> Problem details:
Write out each line exactly as given. Leave the pictures out of your copy.

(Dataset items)
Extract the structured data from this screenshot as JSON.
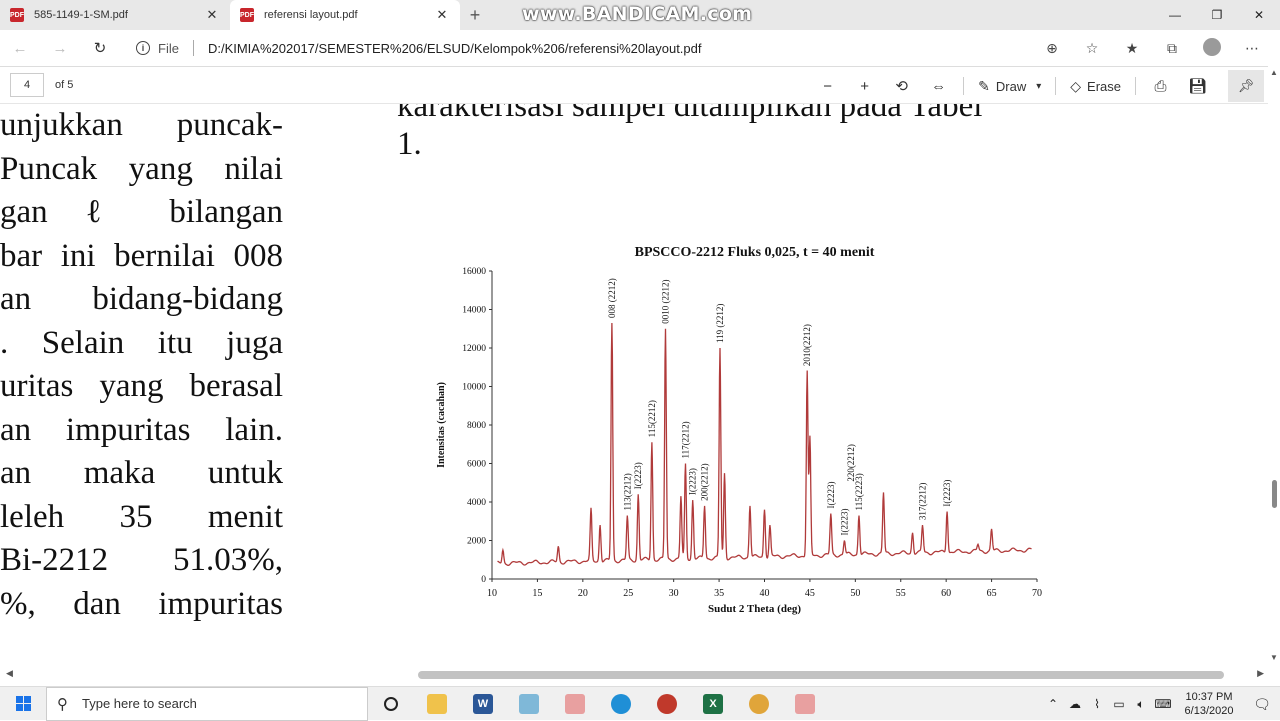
{
  "tabs": [
    {
      "label": "585-1149-1-SM.pdf",
      "close": "✕",
      "active": false
    },
    {
      "label": "referensi layout.pdf",
      "close": "✕",
      "active": true
    }
  ],
  "watermark": "www.BANDICAM.com",
  "address": {
    "file_label": "File",
    "url": "D:/KIMIA%202017/SEMESTER%206/ELSUD/Kelompok%206/referensi%20layout.pdf"
  },
  "pdf_toolbar": {
    "page": "4",
    "of_pages": "of 5",
    "draw_label": "Draw",
    "erase_label": "Erase"
  },
  "left_text": [
    "unjukkan puncak-",
    "Puncak yang nilai",
    "gan ℓ bilangan",
    "bar ini bernilai 008",
    "an bidang-bidang",
    ". Selain itu juga",
    "uritas yang berasal",
    "an impuritas lain.",
    "an maka untuk",
    "leleh 35 menit",
    "Bi-2212 51.03%,",
    "%, dan impuritas"
  ],
  "top_text": {
    "line1": "karakterisasi sampel ditampilkan pada Tabel",
    "line2": "1."
  },
  "chart_data": {
    "type": "line",
    "title": "BPSCCO-2212 Fluks 0,025, t = 40 menit",
    "xlabel": "Sudut 2 Theta (deg)",
    "ylabel": "Intensitas (cacahan)",
    "xlim": [
      10,
      70
    ],
    "ylim": [
      0,
      16000
    ],
    "xticks": [
      "10",
      "15",
      "20",
      "25",
      "30",
      "35",
      "40",
      "45",
      "50",
      "55",
      "60",
      "65",
      "70"
    ],
    "yticks": [
      "0",
      "2000",
      "4000",
      "6000",
      "8000",
      "10000",
      "12000",
      "14000",
      "16000"
    ],
    "series_color": "#b03a3a",
    "peaks": [
      {
        "x": 11.2,
        "y": 1500
      },
      {
        "x": 17.3,
        "y": 1700
      },
      {
        "x": 20.9,
        "y": 3700
      },
      {
        "x": 21.9,
        "y": 2800
      },
      {
        "x": 23.2,
        "y": 13300
      },
      {
        "x": 24.9,
        "y": 3300
      },
      {
        "x": 26.1,
        "y": 4400
      },
      {
        "x": 27.6,
        "y": 7100
      },
      {
        "x": 29.1,
        "y": 13000
      },
      {
        "x": 30.8,
        "y": 4300
      },
      {
        "x": 31.3,
        "y": 6000
      },
      {
        "x": 32.1,
        "y": 4100
      },
      {
        "x": 33.4,
        "y": 3800
      },
      {
        "x": 35.1,
        "y": 12000
      },
      {
        "x": 35.6,
        "y": 5500
      },
      {
        "x": 38.4,
        "y": 3800
      },
      {
        "x": 40.0,
        "y": 3600
      },
      {
        "x": 40.6,
        "y": 2800
      },
      {
        "x": 44.7,
        "y": 10800
      },
      {
        "x": 45.0,
        "y": 7400
      },
      {
        "x": 47.3,
        "y": 3400
      },
      {
        "x": 48.8,
        "y": 2000
      },
      {
        "x": 50.4,
        "y": 3300
      },
      {
        "x": 53.1,
        "y": 4500
      },
      {
        "x": 56.3,
        "y": 2400
      },
      {
        "x": 57.4,
        "y": 2800
      },
      {
        "x": 60.1,
        "y": 3500
      },
      {
        "x": 63.5,
        "y": 1800
      },
      {
        "x": 65.0,
        "y": 2600
      }
    ],
    "annotations": [
      {
        "x": 23.2,
        "y": 13300,
        "label": "008 (2212)"
      },
      {
        "x": 29.1,
        "y": 13000,
        "label": "0010 (2212)"
      },
      {
        "x": 35.1,
        "y": 12000,
        "label": "119 (2212)"
      },
      {
        "x": 44.7,
        "y": 10800,
        "label": "2010(2212)"
      },
      {
        "x": 27.6,
        "y": 7100,
        "label": "115(2212)"
      },
      {
        "x": 31.3,
        "y": 6000,
        "label": "117(2212)"
      },
      {
        "x": 24.9,
        "y": 3300,
        "label": "113(2212)"
      },
      {
        "x": 26.1,
        "y": 4400,
        "label": "I(2223)"
      },
      {
        "x": 32.1,
        "y": 4100,
        "label": "I(2223)"
      },
      {
        "x": 33.4,
        "y": 3800,
        "label": "200(2212)"
      },
      {
        "x": 47.3,
        "y": 3400,
        "label": "I(2223)"
      },
      {
        "x": 48.8,
        "y": 2000,
        "label": "I(2223)"
      },
      {
        "x": 49.5,
        "y": 4800,
        "label": "220(2212)"
      },
      {
        "x": 50.4,
        "y": 3300,
        "label": "115(2223)"
      },
      {
        "x": 57.4,
        "y": 2800,
        "label": "317(2212)"
      },
      {
        "x": 60.1,
        "y": 3500,
        "label": "I(2223)"
      }
    ]
  },
  "taskbar": {
    "search_placeholder": "Type here to search",
    "time": "10:37 PM",
    "date": "6/13/2020"
  }
}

> Answer to this exercise:
Extract the structured data from this screenshot as JSON.
{
  "tabs": [
    {
      "label": "585-1149-1-SM.pdf",
      "close": "✕",
      "active": false
    },
    {
      "label": "referensi layout.pdf",
      "close": "✕",
      "active": true
    }
  ],
  "watermark": "www.BANDICAM.com",
  "address": {
    "file_label": "File",
    "url": "D:/KIMIA%202017/SEMESTER%206/ELSUD/Kelompok%206/referensi%20layout.pdf"
  },
  "pdf_toolbar": {
    "page": "4",
    "of_pages": "of 5",
    "draw_label": "Draw",
    "erase_label": "Erase"
  },
  "left_text": [
    "unjukkan puncak-",
    "Puncak yang nilai",
    "gan ℓ bilangan",
    "bar ini bernilai 008",
    "an bidang-bidang",
    ". Selain itu juga",
    "uritas yang berasal",
    "an impuritas lain.",
    "an maka untuk",
    "leleh 35 menit",
    "Bi-2212 51.03%,",
    "%, dan impuritas"
  ],
  "top_text": {
    "line1": "karakterisasi sampel ditampilkan pada Tabel",
    "line2": "1."
  },
  "chart_data": {
    "type": "line",
    "title": "BPSCCO-2212 Fluks 0,025, t = 40 menit",
    "xlabel": "Sudut 2 Theta (deg)",
    "ylabel": "Intensitas (cacahan)",
    "xlim": [
      10,
      70
    ],
    "ylim": [
      0,
      16000
    ],
    "xticks": [
      "10",
      "15",
      "20",
      "25",
      "30",
      "35",
      "40",
      "45",
      "50",
      "55",
      "60",
      "65",
      "70"
    ],
    "yticks": [
      "0",
      "2000",
      "4000",
      "6000",
      "8000",
      "10000",
      "12000",
      "14000",
      "16000"
    ],
    "series_color": "#b03a3a",
    "peaks": [
      {
        "x": 11.2,
        "y": 1500
      },
      {
        "x": 17.3,
        "y": 1700
      },
      {
        "x": 20.9,
        "y": 3700
      },
      {
        "x": 21.9,
        "y": 2800
      },
      {
        "x": 23.2,
        "y": 13300
      },
      {
        "x": 24.9,
        "y": 3300
      },
      {
        "x": 26.1,
        "y": 4400
      },
      {
        "x": 27.6,
        "y": 7100
      },
      {
        "x": 29.1,
        "y": 13000
      },
      {
        "x": 30.8,
        "y": 4300
      },
      {
        "x": 31.3,
        "y": 6000
      },
      {
        "x": 32.1,
        "y": 4100
      },
      {
        "x": 33.4,
        "y": 3800
      },
      {
        "x": 35.1,
        "y": 12000
      },
      {
        "x": 35.6,
        "y": 5500
      },
      {
        "x": 38.4,
        "y": 3800
      },
      {
        "x": 40.0,
        "y": 3600
      },
      {
        "x": 40.6,
        "y": 2800
      },
      {
        "x": 44.7,
        "y": 10800
      },
      {
        "x": 45.0,
        "y": 7400
      },
      {
        "x": 47.3,
        "y": 3400
      },
      {
        "x": 48.8,
        "y": 2000
      },
      {
        "x": 50.4,
        "y": 3300
      },
      {
        "x": 53.1,
        "y": 4500
      },
      {
        "x": 56.3,
        "y": 2400
      },
      {
        "x": 57.4,
        "y": 2800
      },
      {
        "x": 60.1,
        "y": 3500
      },
      {
        "x": 63.5,
        "y": 1800
      },
      {
        "x": 65.0,
        "y": 2600
      }
    ],
    "annotations": [
      {
        "x": 23.2,
        "y": 13300,
        "label": "008 (2212)"
      },
      {
        "x": 29.1,
        "y": 13000,
        "label": "0010 (2212)"
      },
      {
        "x": 35.1,
        "y": 12000,
        "label": "119 (2212)"
      },
      {
        "x": 44.7,
        "y": 10800,
        "label": "2010(2212)"
      },
      {
        "x": 27.6,
        "y": 7100,
        "label": "115(2212)"
      },
      {
        "x": 31.3,
        "y": 6000,
        "label": "117(2212)"
      },
      {
        "x": 24.9,
        "y": 3300,
        "label": "113(2212)"
      },
      {
        "x": 26.1,
        "y": 4400,
        "label": "I(2223)"
      },
      {
        "x": 32.1,
        "y": 4100,
        "label": "I(2223)"
      },
      {
        "x": 33.4,
        "y": 3800,
        "label": "200(2212)"
      },
      {
        "x": 47.3,
        "y": 3400,
        "label": "I(2223)"
      },
      {
        "x": 48.8,
        "y": 2000,
        "label": "I(2223)"
      },
      {
        "x": 49.5,
        "y": 4800,
        "label": "220(2212)"
      },
      {
        "x": 50.4,
        "y": 3300,
        "label": "115(2223)"
      },
      {
        "x": 57.4,
        "y": 2800,
        "label": "317(2212)"
      },
      {
        "x": 60.1,
        "y": 3500,
        "label": "I(2223)"
      }
    ]
  },
  "taskbar": {
    "search_placeholder": "Type here to search",
    "time": "10:37 PM",
    "date": "6/13/2020"
  }
}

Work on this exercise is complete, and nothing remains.